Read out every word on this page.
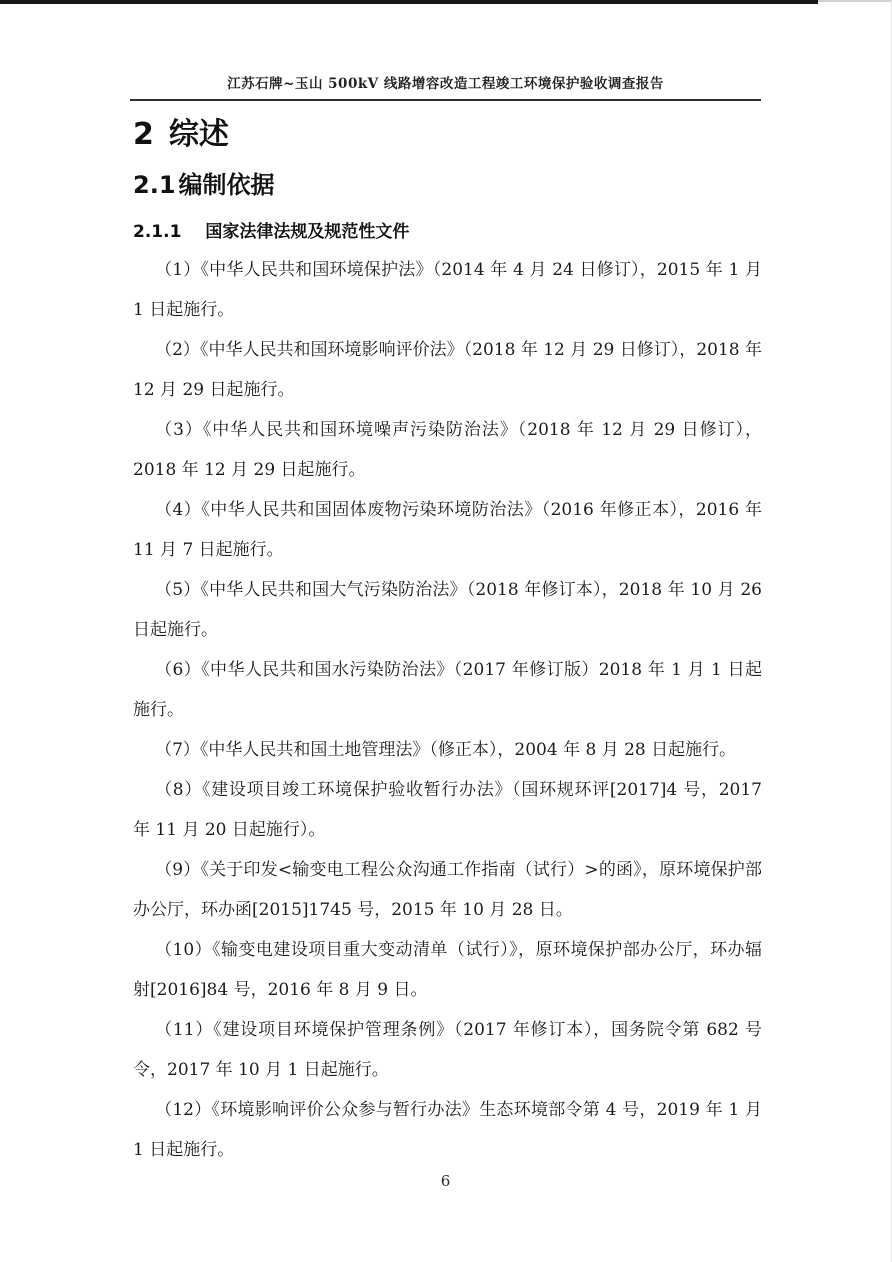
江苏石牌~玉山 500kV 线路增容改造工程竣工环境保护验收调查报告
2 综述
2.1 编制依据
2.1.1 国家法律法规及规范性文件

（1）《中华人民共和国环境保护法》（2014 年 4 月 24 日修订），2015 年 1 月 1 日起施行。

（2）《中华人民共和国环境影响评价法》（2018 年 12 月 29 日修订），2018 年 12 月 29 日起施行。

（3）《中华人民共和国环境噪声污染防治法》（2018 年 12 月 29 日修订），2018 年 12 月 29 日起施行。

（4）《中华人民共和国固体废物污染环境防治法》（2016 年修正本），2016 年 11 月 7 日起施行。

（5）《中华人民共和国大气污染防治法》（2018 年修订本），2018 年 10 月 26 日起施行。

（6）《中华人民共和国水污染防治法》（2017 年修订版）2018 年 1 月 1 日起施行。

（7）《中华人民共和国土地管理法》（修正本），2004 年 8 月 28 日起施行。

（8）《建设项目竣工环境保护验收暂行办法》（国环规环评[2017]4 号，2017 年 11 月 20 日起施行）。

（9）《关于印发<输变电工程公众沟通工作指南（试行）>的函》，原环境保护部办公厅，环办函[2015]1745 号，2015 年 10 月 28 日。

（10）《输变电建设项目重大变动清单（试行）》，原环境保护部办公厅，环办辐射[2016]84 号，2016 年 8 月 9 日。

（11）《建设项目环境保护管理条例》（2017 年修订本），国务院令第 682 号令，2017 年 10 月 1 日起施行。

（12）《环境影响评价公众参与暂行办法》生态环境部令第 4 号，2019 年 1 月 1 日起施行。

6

··········

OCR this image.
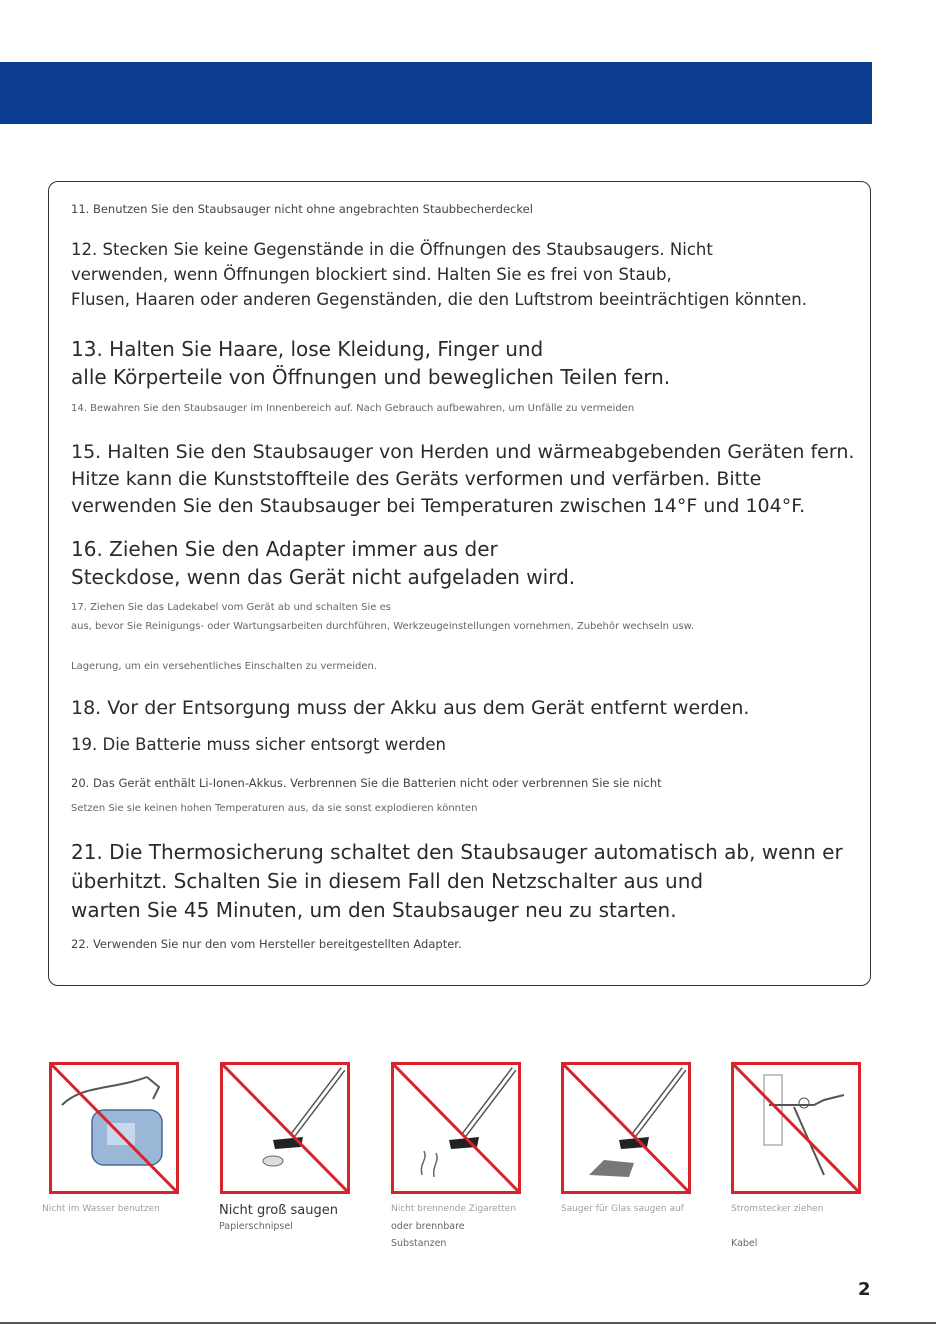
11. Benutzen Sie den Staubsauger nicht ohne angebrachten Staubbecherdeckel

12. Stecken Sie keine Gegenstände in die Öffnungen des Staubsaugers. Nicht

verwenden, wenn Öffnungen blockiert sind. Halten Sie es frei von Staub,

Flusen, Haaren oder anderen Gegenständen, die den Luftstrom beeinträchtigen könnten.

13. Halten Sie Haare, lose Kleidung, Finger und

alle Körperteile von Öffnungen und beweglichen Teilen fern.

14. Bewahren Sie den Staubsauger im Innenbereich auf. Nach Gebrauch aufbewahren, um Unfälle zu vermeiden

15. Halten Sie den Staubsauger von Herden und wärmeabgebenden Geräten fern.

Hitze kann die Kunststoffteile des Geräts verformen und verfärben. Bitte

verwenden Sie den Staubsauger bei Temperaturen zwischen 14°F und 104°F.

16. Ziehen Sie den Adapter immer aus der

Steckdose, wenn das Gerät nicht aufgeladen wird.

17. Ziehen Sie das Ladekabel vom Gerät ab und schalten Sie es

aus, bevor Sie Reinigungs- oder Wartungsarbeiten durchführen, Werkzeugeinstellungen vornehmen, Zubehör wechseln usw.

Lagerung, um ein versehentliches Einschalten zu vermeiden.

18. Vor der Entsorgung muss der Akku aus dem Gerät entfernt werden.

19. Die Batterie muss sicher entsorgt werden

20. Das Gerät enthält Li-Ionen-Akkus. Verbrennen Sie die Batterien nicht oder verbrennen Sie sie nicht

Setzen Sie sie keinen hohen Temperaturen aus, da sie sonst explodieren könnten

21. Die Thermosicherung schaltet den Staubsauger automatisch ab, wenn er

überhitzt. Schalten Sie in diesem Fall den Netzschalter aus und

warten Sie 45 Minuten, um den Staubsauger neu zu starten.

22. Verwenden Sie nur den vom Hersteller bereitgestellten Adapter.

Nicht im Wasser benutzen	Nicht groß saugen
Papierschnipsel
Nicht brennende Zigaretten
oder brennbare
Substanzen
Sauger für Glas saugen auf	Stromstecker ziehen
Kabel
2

··········

Given exercise: Every line of the listing that holds "wenn" should be found and copied.

Solution to this task:
verwenden, wenn Öffnungen blockiert sind. Halten Sie es frei von Staub,
Steckdose, wenn das Gerät nicht aufgeladen wird.
21. Die Thermosicherung schaltet den Staubsauger automatisch ab, wenn er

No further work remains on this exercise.